begin DATASET EXTRACT

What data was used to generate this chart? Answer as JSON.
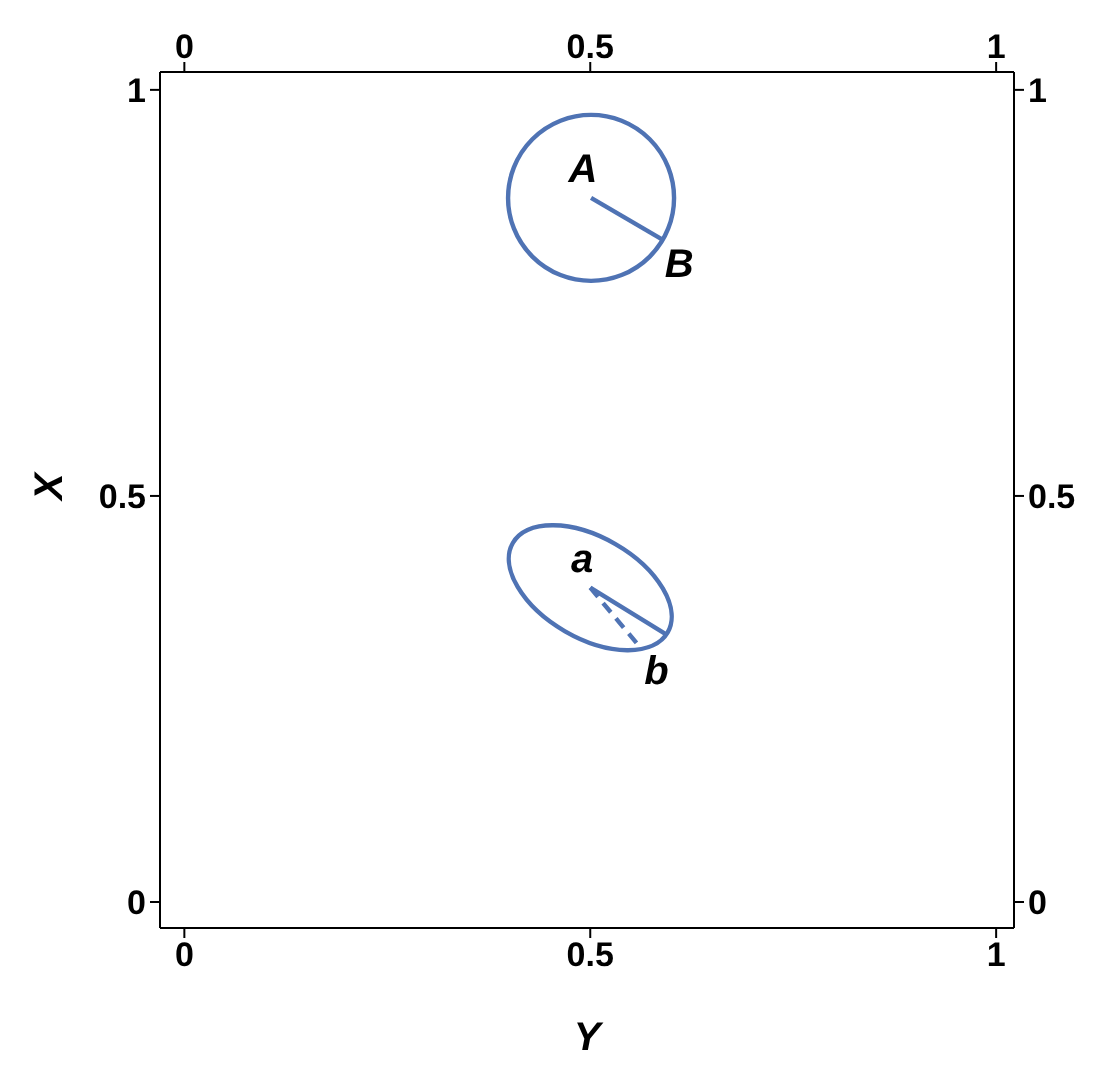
{
  "chart_data": {
    "type": "line",
    "xlabel": "Y",
    "ylabel": "X",
    "xlim": [
      -0.03,
      1.022
    ],
    "ylim": [
      -0.032,
      1.022
    ],
    "xticks": [
      0,
      0.5,
      1
    ],
    "yticks": [
      0,
      0.5,
      1
    ],
    "x2lim": [
      -0.03,
      1.022
    ],
    "x2ticks": [
      0,
      0.5,
      1
    ],
    "y2lim": [
      -0.032,
      1.022
    ],
    "y2ticks": [
      0,
      0.5,
      1
    ],
    "marker": "none",
    "line_style": "solid",
    "series": [
      {
        "color": "#4f73b4",
        "x": [
          0.501,
          0.59
        ],
        "values": [
          0.867,
          0.815
        ]
      },
      {
        "color": "#4f73b4",
        "x": [
          0.5,
          0.593
        ],
        "values": [
          0.387,
          0.33
        ]
      },
      {
        "color": "#4f73b4",
        "line_style": "dashed",
        "x": [
          0.5,
          0.562
        ],
        "values": [
          0.387,
          0.313
        ]
      }
    ],
    "annotations": [
      {
        "text": "A",
        "x": 0.501,
        "y": 0.867
      },
      {
        "text": "B",
        "x": 0.59,
        "y": 0.815
      },
      {
        "text": "a",
        "x": 0.5,
        "y": 0.387
      },
      {
        "text": "b",
        "x": 0.562,
        "y": 0.313
      }
    ]
  }
}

end DATASET EXTRACT

[WORK INSTRUCTIONS]: Copy each line above precisely, dropping the pictures.

[THE OUTPUT]:
What data was used to generate this chart? Answer as JSON.
{
  "chart_data": {
    "type": "line",
    "xlabel": "Y",
    "ylabel": "X",
    "xlim": [
      -0.03,
      1.022
    ],
    "ylim": [
      -0.032,
      1.022
    ],
    "xticks": [
      0,
      0.5,
      1
    ],
    "yticks": [
      0,
      0.5,
      1
    ],
    "x2lim": [
      -0.03,
      1.022
    ],
    "x2ticks": [
      0,
      0.5,
      1
    ],
    "y2lim": [
      -0.032,
      1.022
    ],
    "y2ticks": [
      0,
      0.5,
      1
    ],
    "marker": "none",
    "line_style": "solid",
    "series": [
      {
        "color": "#4f73b4",
        "x": [
          0.501,
          0.59
        ],
        "values": [
          0.867,
          0.815
        ]
      },
      {
        "color": "#4f73b4",
        "x": [
          0.5,
          0.593
        ],
        "values": [
          0.387,
          0.33
        ]
      },
      {
        "color": "#4f73b4",
        "line_style": "dashed",
        "x": [
          0.5,
          0.562
        ],
        "values": [
          0.387,
          0.313
        ]
      }
    ],
    "annotations": [
      {
        "text": "A",
        "x": 0.501,
        "y": 0.867
      },
      {
        "text": "B",
        "x": 0.59,
        "y": 0.815
      },
      {
        "text": "a",
        "x": 0.5,
        "y": 0.387
      },
      {
        "text": "b",
        "x": 0.562,
        "y": 0.313
      }
    ]
  }
}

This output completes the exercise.